--- QUOTED PASSAGE ---

The Georgia sheriff who authorized intrusive pat downs for hundreds of students at Worth County High School earlier this year was indicted for sexual battery, false imprisonment, and violating his oath of office.

Authorities will issue a warrant for Jeff Hobby's arrest later this week, according to The Atlanta Journal-Constitution.

Two deputies were also indicted. It is alleged that they groped male and female students, touching them inappropriately during the completely pointless search. No drugs were found on any of the 900 boys and girls subjected to the pat downs.

Reason's Brian Doherty wrote up the details of the students' lawsuit:

According to the suit's account of events, all the students "were confined either to their first-period classrooms, to the hallways immediately outside their classrooms, or to the gym" and their "cell phones were seized so that they could not reach their parents….During the lockdown and mass search, Defendants restricted students' access to restrooms. Some students were not permitted to go to the restroom for the entire four-hour lockdown period."

--- STORED RECORDS ---

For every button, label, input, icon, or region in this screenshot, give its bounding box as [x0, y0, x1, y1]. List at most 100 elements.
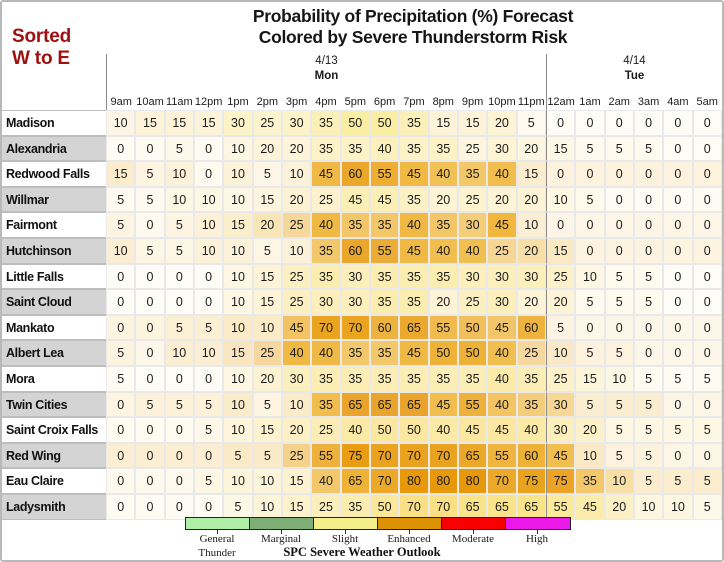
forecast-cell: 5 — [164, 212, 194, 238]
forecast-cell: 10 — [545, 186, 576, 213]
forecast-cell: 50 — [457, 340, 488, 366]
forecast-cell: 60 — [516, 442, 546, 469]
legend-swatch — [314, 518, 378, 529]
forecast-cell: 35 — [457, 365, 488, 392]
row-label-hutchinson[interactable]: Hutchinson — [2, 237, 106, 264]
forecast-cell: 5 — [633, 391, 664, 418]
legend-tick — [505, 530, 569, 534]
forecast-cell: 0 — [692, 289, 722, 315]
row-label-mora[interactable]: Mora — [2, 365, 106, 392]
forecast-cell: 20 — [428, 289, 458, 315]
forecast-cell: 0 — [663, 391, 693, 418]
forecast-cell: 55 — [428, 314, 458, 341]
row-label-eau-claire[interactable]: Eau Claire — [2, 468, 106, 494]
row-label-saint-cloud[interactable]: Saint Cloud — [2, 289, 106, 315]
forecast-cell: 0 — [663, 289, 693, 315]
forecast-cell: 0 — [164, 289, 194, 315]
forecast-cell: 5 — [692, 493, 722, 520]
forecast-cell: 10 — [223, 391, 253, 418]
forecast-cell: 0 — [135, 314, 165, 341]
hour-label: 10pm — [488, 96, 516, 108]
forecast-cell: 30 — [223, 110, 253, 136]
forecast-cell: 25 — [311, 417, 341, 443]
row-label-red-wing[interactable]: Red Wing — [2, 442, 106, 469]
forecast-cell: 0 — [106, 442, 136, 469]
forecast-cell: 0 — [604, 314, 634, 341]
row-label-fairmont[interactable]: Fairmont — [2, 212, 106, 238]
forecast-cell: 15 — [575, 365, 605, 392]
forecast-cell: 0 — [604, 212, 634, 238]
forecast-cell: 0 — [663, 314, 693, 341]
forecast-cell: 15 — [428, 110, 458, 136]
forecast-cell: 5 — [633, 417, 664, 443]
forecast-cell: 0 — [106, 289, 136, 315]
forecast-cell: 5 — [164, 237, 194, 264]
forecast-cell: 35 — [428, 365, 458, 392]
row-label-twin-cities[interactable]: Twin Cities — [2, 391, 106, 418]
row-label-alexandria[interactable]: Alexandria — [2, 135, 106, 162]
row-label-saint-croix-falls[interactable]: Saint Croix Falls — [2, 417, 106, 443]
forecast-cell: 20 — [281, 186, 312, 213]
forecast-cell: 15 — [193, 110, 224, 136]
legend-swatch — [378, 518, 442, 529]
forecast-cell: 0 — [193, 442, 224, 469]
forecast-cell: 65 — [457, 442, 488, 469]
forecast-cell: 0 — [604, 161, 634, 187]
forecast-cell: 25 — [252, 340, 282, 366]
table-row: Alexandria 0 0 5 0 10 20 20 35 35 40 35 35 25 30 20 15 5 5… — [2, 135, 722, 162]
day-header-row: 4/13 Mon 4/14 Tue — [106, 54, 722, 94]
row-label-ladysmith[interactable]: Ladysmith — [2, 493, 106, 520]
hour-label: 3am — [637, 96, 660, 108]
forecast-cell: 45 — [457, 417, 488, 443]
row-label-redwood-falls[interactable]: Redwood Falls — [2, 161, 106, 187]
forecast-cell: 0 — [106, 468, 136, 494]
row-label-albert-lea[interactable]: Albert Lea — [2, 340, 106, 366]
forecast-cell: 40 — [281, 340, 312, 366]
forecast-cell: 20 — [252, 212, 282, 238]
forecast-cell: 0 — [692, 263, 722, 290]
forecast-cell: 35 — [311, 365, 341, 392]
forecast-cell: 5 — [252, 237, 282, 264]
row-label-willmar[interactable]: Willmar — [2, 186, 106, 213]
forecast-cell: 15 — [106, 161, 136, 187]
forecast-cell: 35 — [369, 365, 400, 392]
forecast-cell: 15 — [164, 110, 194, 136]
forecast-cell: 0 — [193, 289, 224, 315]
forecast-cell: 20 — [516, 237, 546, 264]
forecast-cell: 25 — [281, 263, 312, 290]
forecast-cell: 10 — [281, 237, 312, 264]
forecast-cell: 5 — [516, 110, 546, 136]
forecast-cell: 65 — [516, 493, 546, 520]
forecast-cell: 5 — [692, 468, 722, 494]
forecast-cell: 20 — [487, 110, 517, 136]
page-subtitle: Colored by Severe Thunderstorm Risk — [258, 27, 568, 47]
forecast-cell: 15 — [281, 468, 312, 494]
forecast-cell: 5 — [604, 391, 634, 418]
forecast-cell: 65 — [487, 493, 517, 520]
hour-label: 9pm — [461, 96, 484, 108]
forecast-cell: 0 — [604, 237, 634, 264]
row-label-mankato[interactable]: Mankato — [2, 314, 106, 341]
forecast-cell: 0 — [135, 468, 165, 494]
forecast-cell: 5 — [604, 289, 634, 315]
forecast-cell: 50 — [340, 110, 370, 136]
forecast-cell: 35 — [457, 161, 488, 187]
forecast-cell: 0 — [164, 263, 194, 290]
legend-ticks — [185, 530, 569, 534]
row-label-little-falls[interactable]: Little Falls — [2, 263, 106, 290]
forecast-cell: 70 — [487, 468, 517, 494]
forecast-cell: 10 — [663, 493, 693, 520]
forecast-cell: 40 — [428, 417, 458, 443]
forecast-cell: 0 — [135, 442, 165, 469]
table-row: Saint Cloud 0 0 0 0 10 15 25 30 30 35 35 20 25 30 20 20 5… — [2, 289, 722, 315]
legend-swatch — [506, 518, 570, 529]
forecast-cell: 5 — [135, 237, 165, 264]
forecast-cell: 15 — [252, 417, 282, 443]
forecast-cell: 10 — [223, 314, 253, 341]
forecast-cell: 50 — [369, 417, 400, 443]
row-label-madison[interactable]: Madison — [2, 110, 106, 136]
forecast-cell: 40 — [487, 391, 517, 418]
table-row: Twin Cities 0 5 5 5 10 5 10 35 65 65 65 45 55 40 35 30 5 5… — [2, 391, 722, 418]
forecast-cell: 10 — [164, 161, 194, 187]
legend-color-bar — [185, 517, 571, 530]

---

§ **WRITTEN PROBLEM**
Copy the part of the article on the indicted Georgia sheriff that opens with "The Georgia sheriff" and closes with "oath of office.", swapping "intrusive" for "invasive". The entries after the article are separate material.

§ **SOLUTION TO THE EXERCISE**
The Georgia sheriff who authorized invasive pat downs for hundreds of students at Worth County High School earlier this year was indicted for sexual battery, false imprisonment, and violating his oath of office.